### DATASET RECORDS

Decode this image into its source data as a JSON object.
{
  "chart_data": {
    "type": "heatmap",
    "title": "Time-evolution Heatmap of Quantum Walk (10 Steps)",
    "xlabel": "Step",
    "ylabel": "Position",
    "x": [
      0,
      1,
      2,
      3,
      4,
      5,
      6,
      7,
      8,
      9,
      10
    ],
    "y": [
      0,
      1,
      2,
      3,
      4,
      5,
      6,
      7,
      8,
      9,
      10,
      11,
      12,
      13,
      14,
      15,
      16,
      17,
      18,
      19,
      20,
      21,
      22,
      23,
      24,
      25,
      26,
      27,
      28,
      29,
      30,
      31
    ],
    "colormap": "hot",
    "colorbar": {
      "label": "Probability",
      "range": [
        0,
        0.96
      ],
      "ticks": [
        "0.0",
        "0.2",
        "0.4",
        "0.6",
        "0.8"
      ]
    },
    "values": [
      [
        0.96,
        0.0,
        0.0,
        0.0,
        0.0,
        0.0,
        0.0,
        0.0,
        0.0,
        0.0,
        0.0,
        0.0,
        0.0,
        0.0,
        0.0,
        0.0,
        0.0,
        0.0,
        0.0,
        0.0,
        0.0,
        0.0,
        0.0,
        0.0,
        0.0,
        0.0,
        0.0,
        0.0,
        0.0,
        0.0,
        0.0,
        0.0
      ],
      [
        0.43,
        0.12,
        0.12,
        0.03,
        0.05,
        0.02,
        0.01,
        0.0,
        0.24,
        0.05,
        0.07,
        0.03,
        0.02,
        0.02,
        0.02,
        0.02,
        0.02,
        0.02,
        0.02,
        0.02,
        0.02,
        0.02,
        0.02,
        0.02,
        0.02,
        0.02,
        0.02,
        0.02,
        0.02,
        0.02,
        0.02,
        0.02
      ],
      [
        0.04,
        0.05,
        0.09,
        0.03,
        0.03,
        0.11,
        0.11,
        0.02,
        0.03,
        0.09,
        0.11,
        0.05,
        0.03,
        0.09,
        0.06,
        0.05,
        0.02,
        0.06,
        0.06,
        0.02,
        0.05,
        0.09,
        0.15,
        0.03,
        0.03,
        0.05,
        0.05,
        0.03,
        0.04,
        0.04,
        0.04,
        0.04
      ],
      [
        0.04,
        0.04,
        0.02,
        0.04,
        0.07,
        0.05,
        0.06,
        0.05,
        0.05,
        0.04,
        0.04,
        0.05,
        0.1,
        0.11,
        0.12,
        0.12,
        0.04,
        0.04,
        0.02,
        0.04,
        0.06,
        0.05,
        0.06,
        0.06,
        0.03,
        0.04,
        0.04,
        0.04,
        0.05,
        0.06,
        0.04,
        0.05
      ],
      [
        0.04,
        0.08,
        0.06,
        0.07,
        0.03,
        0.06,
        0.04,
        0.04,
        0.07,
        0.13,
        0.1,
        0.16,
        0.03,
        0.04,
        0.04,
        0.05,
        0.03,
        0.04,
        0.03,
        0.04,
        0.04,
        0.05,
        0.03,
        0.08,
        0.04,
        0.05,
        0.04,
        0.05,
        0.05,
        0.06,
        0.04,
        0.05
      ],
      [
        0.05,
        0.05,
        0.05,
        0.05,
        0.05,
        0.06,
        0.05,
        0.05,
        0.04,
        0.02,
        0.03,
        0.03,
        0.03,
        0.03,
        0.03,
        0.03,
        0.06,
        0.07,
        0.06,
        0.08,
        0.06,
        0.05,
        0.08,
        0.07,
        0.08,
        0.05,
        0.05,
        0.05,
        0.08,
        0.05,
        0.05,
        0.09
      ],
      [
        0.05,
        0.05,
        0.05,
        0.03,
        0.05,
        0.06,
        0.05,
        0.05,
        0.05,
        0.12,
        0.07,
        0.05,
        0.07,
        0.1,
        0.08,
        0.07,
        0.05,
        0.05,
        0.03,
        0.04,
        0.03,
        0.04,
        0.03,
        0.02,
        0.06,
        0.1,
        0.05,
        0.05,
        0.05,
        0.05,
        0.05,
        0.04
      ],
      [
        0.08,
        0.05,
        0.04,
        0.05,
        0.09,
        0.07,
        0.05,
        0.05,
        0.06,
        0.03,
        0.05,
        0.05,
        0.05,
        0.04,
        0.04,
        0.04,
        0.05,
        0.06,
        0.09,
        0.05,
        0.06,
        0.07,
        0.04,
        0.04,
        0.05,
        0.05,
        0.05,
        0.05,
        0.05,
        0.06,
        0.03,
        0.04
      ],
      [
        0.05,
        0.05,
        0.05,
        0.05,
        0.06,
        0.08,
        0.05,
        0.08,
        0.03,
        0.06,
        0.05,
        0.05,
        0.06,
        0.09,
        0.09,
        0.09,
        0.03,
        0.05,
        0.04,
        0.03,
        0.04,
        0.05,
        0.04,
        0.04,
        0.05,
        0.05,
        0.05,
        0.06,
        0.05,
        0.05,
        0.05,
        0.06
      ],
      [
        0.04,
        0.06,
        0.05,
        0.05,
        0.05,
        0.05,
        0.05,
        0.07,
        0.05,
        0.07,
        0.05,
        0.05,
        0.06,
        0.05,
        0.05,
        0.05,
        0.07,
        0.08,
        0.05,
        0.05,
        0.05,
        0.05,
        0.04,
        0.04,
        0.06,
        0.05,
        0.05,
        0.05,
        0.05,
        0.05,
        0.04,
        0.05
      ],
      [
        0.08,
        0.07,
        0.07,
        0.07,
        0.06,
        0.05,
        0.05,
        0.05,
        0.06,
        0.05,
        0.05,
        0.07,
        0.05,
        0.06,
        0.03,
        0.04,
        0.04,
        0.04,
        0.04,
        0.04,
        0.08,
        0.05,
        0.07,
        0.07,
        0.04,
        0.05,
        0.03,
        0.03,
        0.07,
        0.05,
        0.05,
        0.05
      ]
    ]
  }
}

### SHORT EXERCISE
Using the data above, output each line exactly.

### TASK ANSWER
Decode this image into its source data as a JSON object.
{
  "chart_data": {
    "type": "heatmap",
    "title": "Time-evolution Heatmap of Quantum Walk (10 Steps)",
    "xlabel": "Step",
    "ylabel": "Position",
    "x": [
      0,
      1,
      2,
      3,
      4,
      5,
      6,
      7,
      8,
      9,
      10
    ],
    "y": [
      0,
      1,
      2,
      3,
      4,
      5,
      6,
      7,
      8,
      9,
      10,
      11,
      12,
      13,
      14,
      15,
      16,
      17,
      18,
      19,
      20,
      21,
      22,
      23,
      24,
      25,
      26,
      27,
      28,
      29,
      30,
      31
    ],
    "colormap": "hot",
    "colorbar": {
      "label": "Probability",
      "range": [
        0,
        0.96
      ],
      "ticks": [
        "0.0",
        "0.2",
        "0.4",
        "0.6",
        "0.8"
      ]
    },
    "values": [
      [
        0.96,
        0.0,
        0.0,
        0.0,
        0.0,
        0.0,
        0.0,
        0.0,
        0.0,
        0.0,
        0.0,
        0.0,
        0.0,
        0.0,
        0.0,
        0.0,
        0.0,
        0.0,
        0.0,
        0.0,
        0.0,
        0.0,
        0.0,
        0.0,
        0.0,
        0.0,
        0.0,
        0.0,
        0.0,
        0.0,
        0.0,
        0.0
      ],
      [
        0.43,
        0.12,
        0.12,
        0.03,
        0.05,
        0.02,
        0.01,
        0.0,
        0.24,
        0.05,
        0.07,
        0.03,
        0.02,
        0.02,
        0.02,
        0.02,
        0.02,
        0.02,
        0.02,
        0.02,
        0.02,
        0.02,
        0.02,
        0.02,
        0.02,
        0.02,
        0.02,
        0.02,
        0.02,
        0.02,
        0.02,
        0.02
      ],
      [
        0.04,
        0.05,
        0.09,
        0.03,
        0.03,
        0.11,
        0.11,
        0.02,
        0.03,
        0.09,
        0.11,
        0.05,
        0.03,
        0.09,
        0.06,
        0.05,
        0.02,
        0.06,
        0.06,
        0.02,
        0.05,
        0.09,
        0.15,
        0.03,
        0.03,
        0.05,
        0.05,
        0.03,
        0.04,
        0.04,
        0.04,
        0.04
      ],
      [
        0.04,
        0.04,
        0.02,
        0.04,
        0.07,
        0.05,
        0.06,
        0.05,
        0.05,
        0.04,
        0.04,
        0.05,
        0.1,
        0.11,
        0.12,
        0.12,
        0.04,
        0.04,
        0.02,
        0.04,
        0.06,
        0.05,
        0.06,
        0.06,
        0.03,
        0.04,
        0.04,
        0.04,
        0.05,
        0.06,
        0.04,
        0.05
      ],
      [
        0.04,
        0.08,
        0.06,
        0.07,
        0.03,
        0.06,
        0.04,
        0.04,
        0.07,
        0.13,
        0.1,
        0.16,
        0.03,
        0.04,
        0.04,
        0.05,
        0.03,
        0.04,
        0.03,
        0.04,
        0.04,
        0.05,
        0.03,
        0.08,
        0.04,
        0.05,
        0.04,
        0.05,
        0.05,
        0.06,
        0.04,
        0.05
      ],
      [
        0.05,
        0.05,
        0.05,
        0.05,
        0.05,
        0.06,
        0.05,
        0.05,
        0.04,
        0.02,
        0.03,
        0.03,
        0.03,
        0.03,
        0.03,
        0.03,
        0.06,
        0.07,
        0.06,
        0.08,
        0.06,
        0.05,
        0.08,
        0.07,
        0.08,
        0.05,
        0.05,
        0.05,
        0.08,
        0.05,
        0.05,
        0.09
      ],
      [
        0.05,
        0.05,
        0.05,
        0.03,
        0.05,
        0.06,
        0.05,
        0.05,
        0.05,
        0.12,
        0.07,
        0.05,
        0.07,
        0.1,
        0.08,
        0.07,
        0.05,
        0.05,
        0.03,
        0.04,
        0.03,
        0.04,
        0.03,
        0.02,
        0.06,
        0.1,
        0.05,
        0.05,
        0.05,
        0.05,
        0.05,
        0.04
      ],
      [
        0.08,
        0.05,
        0.04,
        0.05,
        0.09,
        0.07,
        0.05,
        0.05,
        0.06,
        0.03,
        0.05,
        0.05,
        0.05,
        0.04,
        0.04,
        0.04,
        0.05,
        0.06,
        0.09,
        0.05,
        0.06,
        0.07,
        0.04,
        0.04,
        0.05,
        0.05,
        0.05,
        0.05,
        0.05,
        0.06,
        0.03,
        0.04
      ],
      [
        0.05,
        0.05,
        0.05,
        0.05,
        0.06,
        0.08,
        0.05,
        0.08,
        0.03,
        0.06,
        0.05,
        0.05,
        0.06,
        0.09,
        0.09,
        0.09,
        0.03,
        0.05,
        0.04,
        0.03,
        0.04,
        0.05,
        0.04,
        0.04,
        0.05,
        0.05,
        0.05,
        0.06,
        0.05,
        0.05,
        0.05,
        0.06
      ],
      [
        0.04,
        0.06,
        0.05,
        0.05,
        0.05,
        0.05,
        0.05,
        0.07,
        0.05,
        0.07,
        0.05,
        0.05,
        0.06,
        0.05,
        0.05,
        0.05,
        0.07,
        0.08,
        0.05,
        0.05,
        0.05,
        0.05,
        0.04,
        0.04,
        0.06,
        0.05,
        0.05,
        0.05,
        0.05,
        0.05,
        0.04,
        0.05
      ],
      [
        0.08,
        0.07,
        0.07,
        0.07,
        0.06,
        0.05,
        0.05,
        0.05,
        0.06,
        0.05,
        0.05,
        0.07,
        0.05,
        0.06,
        0.03,
        0.04,
        0.04,
        0.04,
        0.04,
        0.04,
        0.08,
        0.05,
        0.07,
        0.07,
        0.04,
        0.05,
        0.03,
        0.03,
        0.07,
        0.05,
        0.05,
        0.05
      ]
    ]
  }
}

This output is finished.